(WHAT YOU NEED TO DO) Retype the following data line by line, reproducing every line precisely as it appears.

(WORKING DATA)
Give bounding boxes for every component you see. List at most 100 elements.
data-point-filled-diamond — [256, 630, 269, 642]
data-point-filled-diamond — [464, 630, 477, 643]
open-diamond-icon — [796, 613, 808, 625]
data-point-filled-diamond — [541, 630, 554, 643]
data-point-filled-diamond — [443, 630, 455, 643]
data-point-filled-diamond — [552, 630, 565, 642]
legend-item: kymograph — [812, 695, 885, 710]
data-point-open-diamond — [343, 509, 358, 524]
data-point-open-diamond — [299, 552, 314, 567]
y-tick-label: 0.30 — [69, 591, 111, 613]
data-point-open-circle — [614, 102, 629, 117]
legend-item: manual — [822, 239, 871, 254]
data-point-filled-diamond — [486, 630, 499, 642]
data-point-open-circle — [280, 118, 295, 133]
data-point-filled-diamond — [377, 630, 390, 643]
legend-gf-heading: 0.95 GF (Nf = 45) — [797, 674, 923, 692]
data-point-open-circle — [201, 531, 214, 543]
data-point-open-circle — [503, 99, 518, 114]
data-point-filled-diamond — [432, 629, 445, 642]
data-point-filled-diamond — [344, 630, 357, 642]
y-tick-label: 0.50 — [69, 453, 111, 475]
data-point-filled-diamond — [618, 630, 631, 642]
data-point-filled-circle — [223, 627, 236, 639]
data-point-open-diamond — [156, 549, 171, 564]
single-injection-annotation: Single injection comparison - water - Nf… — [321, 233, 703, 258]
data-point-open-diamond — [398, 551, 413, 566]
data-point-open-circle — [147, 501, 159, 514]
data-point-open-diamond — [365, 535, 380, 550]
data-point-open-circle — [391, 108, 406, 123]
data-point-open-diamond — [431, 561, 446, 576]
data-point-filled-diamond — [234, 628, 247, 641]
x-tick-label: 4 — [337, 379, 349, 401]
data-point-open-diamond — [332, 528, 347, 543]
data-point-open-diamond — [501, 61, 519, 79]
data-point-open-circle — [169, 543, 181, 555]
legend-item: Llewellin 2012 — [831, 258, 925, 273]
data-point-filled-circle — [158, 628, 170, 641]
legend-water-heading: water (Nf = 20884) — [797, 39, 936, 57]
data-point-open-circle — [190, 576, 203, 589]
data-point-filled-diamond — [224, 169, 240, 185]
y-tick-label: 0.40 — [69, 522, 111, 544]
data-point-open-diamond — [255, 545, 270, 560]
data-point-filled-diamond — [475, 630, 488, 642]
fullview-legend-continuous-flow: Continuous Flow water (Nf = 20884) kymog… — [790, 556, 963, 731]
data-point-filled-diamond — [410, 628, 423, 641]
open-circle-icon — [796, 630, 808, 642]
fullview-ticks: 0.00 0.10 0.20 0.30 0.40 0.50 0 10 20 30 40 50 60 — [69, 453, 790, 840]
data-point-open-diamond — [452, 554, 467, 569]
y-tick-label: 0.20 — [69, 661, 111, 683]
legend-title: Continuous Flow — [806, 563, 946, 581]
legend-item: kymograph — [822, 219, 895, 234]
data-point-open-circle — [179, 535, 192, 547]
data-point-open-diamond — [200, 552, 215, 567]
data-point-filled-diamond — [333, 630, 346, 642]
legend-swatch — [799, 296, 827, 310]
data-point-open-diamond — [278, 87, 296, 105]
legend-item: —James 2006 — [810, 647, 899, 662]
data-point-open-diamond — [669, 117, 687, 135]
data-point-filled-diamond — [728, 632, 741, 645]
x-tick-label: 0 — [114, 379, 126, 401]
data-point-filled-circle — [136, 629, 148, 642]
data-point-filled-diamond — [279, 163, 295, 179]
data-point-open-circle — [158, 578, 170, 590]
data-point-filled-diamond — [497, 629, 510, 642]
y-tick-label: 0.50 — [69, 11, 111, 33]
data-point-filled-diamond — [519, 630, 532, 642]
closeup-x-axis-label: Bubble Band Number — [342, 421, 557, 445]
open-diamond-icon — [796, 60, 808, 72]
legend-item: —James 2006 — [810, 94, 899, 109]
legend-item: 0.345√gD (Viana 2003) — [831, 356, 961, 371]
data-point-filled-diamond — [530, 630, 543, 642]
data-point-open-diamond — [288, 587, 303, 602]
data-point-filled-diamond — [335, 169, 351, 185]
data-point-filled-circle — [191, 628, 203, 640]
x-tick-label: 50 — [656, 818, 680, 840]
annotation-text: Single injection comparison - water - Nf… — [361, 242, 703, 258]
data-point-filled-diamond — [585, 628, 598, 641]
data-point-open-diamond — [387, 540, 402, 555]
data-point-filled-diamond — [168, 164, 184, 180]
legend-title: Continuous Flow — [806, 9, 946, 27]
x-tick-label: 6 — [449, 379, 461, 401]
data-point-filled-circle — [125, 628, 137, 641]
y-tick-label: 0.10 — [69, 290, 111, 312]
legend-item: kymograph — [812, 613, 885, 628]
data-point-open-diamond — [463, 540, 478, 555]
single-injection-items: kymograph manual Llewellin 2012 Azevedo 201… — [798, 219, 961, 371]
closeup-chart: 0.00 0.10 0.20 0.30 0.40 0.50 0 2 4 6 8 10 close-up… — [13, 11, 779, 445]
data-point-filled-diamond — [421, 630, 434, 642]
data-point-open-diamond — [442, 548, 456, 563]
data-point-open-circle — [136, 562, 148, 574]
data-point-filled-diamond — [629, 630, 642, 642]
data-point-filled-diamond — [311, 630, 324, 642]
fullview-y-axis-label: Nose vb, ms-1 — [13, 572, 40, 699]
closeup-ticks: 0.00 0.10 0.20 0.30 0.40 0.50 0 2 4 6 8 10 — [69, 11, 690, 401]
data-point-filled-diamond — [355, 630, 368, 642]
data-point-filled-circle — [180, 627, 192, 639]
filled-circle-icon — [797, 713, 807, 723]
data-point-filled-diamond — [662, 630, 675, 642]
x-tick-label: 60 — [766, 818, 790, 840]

(RESPONSE BELOW)
Give bounding boxes for every component you see. List at most 100 elements.
data-point-filled-diamond — [256, 630, 269, 642]
data-point-filled-diamond — [464, 630, 477, 643]
open-diamond-icon — [796, 613, 808, 625]
data-point-filled-diamond — [541, 630, 554, 643]
data-point-filled-diamond — [443, 630, 455, 643]
data-point-filled-diamond — [552, 630, 565, 642]
legend-item: kymograph — [812, 695, 885, 710]
data-point-open-diamond — [343, 509, 358, 524]
data-point-open-diamond — [299, 552, 314, 567]
y-tick-label: 0.30 — [69, 591, 111, 613]
data-point-open-circle — [614, 102, 629, 117]
legend-item: manual — [822, 239, 871, 254]
data-point-filled-diamond — [486, 630, 499, 642]
data-point-open-circle — [280, 118, 295, 133]
data-point-filled-diamond — [377, 630, 390, 643]
legend-gf-heading: 0.95 GF (Nf = 45) — [797, 674, 923, 692]
data-point-open-circle — [201, 531, 214, 543]
data-point-open-circle — [503, 99, 518, 114]
data-point-filled-diamond — [432, 629, 445, 642]
data-point-filled-diamond — [344, 630, 357, 642]
y-tick-label: 0.50 — [69, 453, 111, 475]
data-point-filled-diamond — [618, 630, 631, 642]
data-point-filled-circle — [223, 627, 236, 639]
data-point-open-diamond — [156, 549, 171, 564]
single-injection-annotation: Single injection comparison - water - Nf… — [321, 233, 703, 258]
data-point-open-diamond — [398, 551, 413, 566]
data-point-open-circle — [147, 501, 159, 514]
data-point-open-diamond — [365, 535, 380, 550]
data-point-open-circle — [391, 108, 406, 123]
data-point-open-diamond — [431, 561, 446, 576]
data-point-filled-diamond — [234, 628, 247, 641]
x-tick-label: 4 — [337, 379, 349, 401]
data-point-open-diamond — [332, 528, 347, 543]
data-point-open-diamond — [501, 61, 519, 79]
data-point-open-circle — [169, 543, 181, 555]
legend-item: Llewellin 2012 — [831, 258, 925, 273]
data-point-filled-circle — [158, 628, 170, 641]
legend-water-heading: water (Nf = 20884) — [797, 39, 936, 57]
data-point-open-circle — [190, 576, 203, 589]
data-point-filled-diamond — [224, 169, 240, 185]
y-tick-label: 0.40 — [69, 522, 111, 544]
data-point-open-diamond — [255, 545, 270, 560]
data-point-filled-diamond — [475, 630, 488, 642]
fullview-legend-continuous-flow: Continuous Flow water (Nf = 20884) kymog… — [790, 556, 963, 731]
data-point-filled-diamond — [410, 628, 423, 641]
open-circle-icon — [796, 630, 808, 642]
fullview-ticks: 0.00 0.10 0.20 0.30 0.40 0.50 0 10 20 30 40 50 60 — [69, 453, 790, 840]
data-point-open-diamond — [452, 554, 467, 569]
y-tick-label: 0.20 — [69, 661, 111, 683]
legend-title: Continuous Flow — [806, 563, 946, 581]
legend-item: kymograph — [822, 219, 895, 234]
data-point-open-circle — [179, 535, 192, 547]
data-point-open-diamond — [200, 552, 215, 567]
data-point-filled-diamond — [333, 630, 346, 642]
legend-swatch — [799, 296, 827, 310]
data-point-open-diamond — [278, 87, 296, 105]
legend-item: —James 2006 — [810, 647, 899, 662]
data-point-open-diamond — [669, 117, 687, 135]
data-point-filled-diamond — [728, 632, 741, 645]
x-tick-label: 0 — [114, 379, 126, 401]
data-point-filled-circle — [136, 629, 148, 642]
data-point-filled-diamond — [279, 163, 295, 179]
data-point-open-circle — [158, 578, 170, 590]
data-point-filled-diamond — [497, 629, 510, 642]
y-tick-label: 0.50 — [69, 11, 111, 33]
data-point-filled-diamond — [519, 630, 532, 642]
closeup-x-axis-label: Bubble Band Number — [342, 421, 557, 445]
open-diamond-icon — [796, 60, 808, 72]
legend-item: —James 2006 — [810, 94, 899, 109]
legend-item: 0.345√gD (Viana 2003) — [831, 356, 961, 371]
data-point-filled-diamond — [530, 630, 543, 642]
data-point-open-diamond — [288, 587, 303, 602]
data-point-filled-diamond — [335, 169, 351, 185]
data-point-filled-circle — [191, 628, 203, 640]
x-tick-label: 50 — [656, 818, 680, 840]
annotation-text: Single injection comparison - water - Nf… — [361, 242, 703, 258]
data-point-filled-diamond — [585, 628, 598, 641]
data-point-open-diamond — [387, 540, 402, 555]
data-point-filled-diamond — [168, 164, 184, 180]
legend-title: Continuous Flow — [806, 9, 946, 27]
x-tick-label: 6 — [449, 379, 461, 401]
data-point-filled-circle — [125, 628, 137, 641]
y-tick-label: 0.10 — [69, 290, 111, 312]
legend-item: kymograph — [812, 613, 885, 628]
data-point-open-diamond — [463, 540, 478, 555]
single-injection-items: kymograph manual Llewellin 2012 Azevedo 201… — [798, 219, 961, 371]
closeup-chart: 0.00 0.10 0.20 0.30 0.40 0.50 0 2 4 6 8 10 close-up… — [13, 11, 779, 445]
data-point-filled-diamond — [421, 630, 434, 642]
data-point-open-diamond — [442, 548, 456, 563]
data-point-open-circle — [136, 562, 148, 574]
data-point-filled-diamond — [629, 630, 642, 642]
data-point-filled-diamond — [311, 630, 324, 642]
fullview-y-axis-label: Nose vb, ms-1 — [13, 572, 40, 699]
closeup-ticks: 0.00 0.10 0.20 0.30 0.40 0.50 0 2 4 6 8 10 — [69, 11, 690, 401]
data-point-filled-diamond — [355, 630, 368, 642]
data-point-filled-circle — [180, 627, 192, 639]
filled-circle-icon — [797, 713, 807, 723]
data-point-filled-diamond — [662, 630, 675, 642]
x-tick-label: 60 — [766, 818, 790, 840]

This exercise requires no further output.